**What is being asked:** Keep only those lines of the records that include the string "JSON".

**Material supplied:**
# # # # # # #

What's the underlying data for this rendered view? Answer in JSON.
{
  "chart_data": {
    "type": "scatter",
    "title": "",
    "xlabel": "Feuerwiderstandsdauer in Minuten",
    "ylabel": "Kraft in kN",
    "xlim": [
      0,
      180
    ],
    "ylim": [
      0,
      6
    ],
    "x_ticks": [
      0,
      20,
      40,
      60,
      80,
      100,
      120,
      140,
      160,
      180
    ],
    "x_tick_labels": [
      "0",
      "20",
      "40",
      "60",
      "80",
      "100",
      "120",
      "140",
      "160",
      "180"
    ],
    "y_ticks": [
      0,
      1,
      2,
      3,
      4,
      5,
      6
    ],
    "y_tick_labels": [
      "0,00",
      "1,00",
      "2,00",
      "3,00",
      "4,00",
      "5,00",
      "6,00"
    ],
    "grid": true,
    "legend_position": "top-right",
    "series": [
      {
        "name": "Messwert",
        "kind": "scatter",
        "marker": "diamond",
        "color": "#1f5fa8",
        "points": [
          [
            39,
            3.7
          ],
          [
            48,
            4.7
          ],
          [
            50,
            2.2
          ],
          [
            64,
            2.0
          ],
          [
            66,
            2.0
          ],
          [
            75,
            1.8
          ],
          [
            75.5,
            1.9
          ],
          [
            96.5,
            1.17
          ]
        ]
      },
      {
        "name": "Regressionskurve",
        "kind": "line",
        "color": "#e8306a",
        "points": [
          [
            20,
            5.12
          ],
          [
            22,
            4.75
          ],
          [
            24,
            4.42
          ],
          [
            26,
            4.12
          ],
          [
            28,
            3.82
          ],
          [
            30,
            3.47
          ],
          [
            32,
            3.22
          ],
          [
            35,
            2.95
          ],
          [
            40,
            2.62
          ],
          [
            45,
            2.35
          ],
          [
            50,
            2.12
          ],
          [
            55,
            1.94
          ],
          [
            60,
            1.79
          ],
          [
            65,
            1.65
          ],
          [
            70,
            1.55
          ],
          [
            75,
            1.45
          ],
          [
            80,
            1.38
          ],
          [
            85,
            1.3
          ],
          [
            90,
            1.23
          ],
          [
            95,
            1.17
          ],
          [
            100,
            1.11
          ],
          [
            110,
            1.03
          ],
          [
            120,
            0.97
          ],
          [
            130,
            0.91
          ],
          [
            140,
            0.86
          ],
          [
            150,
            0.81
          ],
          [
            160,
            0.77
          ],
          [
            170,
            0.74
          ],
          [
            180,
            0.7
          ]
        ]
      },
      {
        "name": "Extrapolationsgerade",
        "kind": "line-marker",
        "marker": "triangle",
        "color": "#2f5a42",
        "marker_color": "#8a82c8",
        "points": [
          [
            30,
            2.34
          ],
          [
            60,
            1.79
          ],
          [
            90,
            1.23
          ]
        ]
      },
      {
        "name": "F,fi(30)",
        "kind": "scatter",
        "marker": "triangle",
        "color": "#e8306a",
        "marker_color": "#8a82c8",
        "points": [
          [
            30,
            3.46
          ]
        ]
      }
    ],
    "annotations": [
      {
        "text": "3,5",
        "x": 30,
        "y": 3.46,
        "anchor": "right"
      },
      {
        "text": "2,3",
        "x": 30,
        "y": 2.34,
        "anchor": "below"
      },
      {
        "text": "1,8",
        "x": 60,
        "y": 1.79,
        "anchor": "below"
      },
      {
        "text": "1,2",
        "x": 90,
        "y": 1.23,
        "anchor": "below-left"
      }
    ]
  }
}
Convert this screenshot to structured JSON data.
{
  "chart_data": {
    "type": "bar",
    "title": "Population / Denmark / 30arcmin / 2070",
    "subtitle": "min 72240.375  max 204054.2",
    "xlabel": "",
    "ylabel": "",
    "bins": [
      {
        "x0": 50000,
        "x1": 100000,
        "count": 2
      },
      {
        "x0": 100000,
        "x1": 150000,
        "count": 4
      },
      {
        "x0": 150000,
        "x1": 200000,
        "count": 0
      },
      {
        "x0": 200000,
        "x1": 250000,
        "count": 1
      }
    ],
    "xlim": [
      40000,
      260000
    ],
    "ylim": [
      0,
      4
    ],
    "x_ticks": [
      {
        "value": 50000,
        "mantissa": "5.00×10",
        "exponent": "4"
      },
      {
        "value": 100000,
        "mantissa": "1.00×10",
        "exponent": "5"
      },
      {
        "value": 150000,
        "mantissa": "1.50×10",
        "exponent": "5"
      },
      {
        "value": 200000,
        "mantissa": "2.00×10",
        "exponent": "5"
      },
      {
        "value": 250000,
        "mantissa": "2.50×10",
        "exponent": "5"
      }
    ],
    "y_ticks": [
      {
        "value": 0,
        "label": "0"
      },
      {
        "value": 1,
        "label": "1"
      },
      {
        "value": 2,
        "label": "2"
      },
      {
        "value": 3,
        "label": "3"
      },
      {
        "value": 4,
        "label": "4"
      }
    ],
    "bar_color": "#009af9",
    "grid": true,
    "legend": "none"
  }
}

# # # # # # #

**Problem solution:**
What's the underlying data for this rendered view? Answer in JSON.
Convert this screenshot to structured JSON data.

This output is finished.